What to do:
Carry none of the pictures over; write out the complete data exactly.

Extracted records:

★ ★ ★

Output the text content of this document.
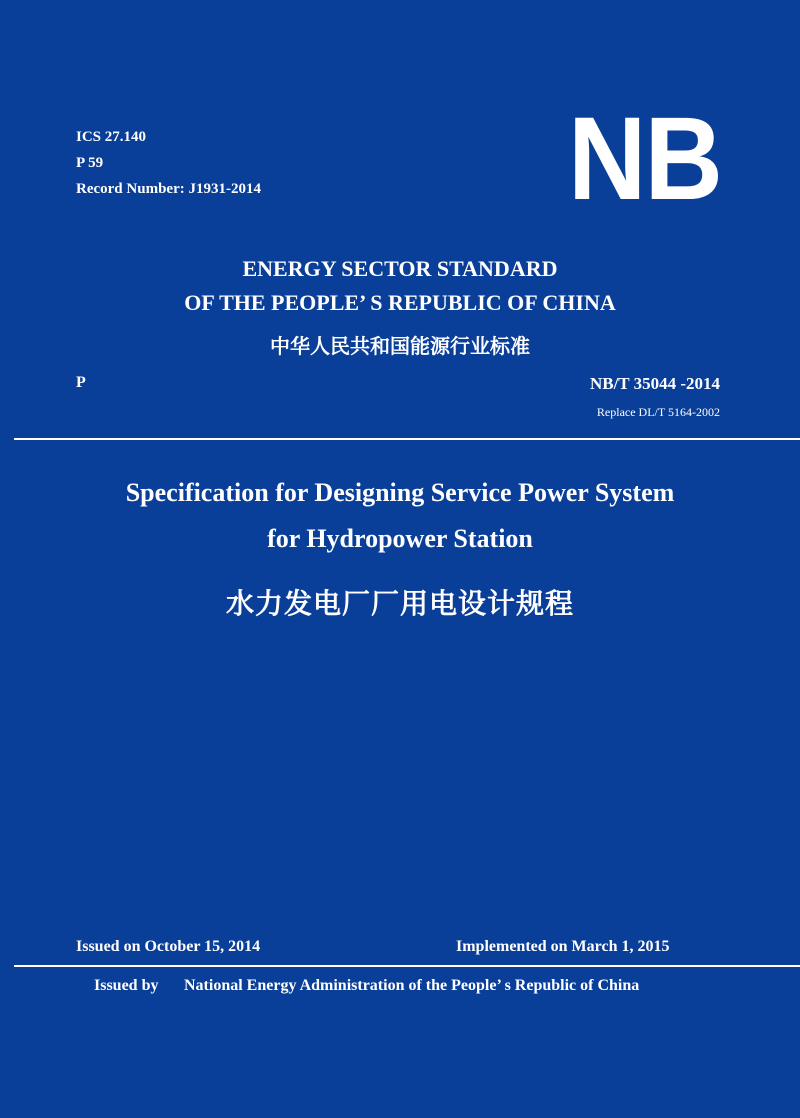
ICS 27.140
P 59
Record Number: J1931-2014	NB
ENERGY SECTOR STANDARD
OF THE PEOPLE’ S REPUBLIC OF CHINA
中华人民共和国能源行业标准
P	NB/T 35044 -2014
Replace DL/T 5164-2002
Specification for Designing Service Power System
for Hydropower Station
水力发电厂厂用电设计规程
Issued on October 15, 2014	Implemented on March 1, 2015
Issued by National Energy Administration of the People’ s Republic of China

★ ★ ★

Answer to the task:
Output the text content of this document.
ICS 27.140
P 59
Record Number: J1931-2014	NB
ENERGY SECTOR STANDARD
OF THE PEOPLE’ S REPUBLIC OF CHINA
中华人民共和国能源行业标准
P	NB/T 35044 -2014
Replace DL/T 5164-2002
Specification for Designing Service Power System
for Hydropower Station
水力发电厂厂用电设计规程
Issued on October 15, 2014	Implemented on March 1, 2015
Issued by National Energy Administration of the People’ s Republic of China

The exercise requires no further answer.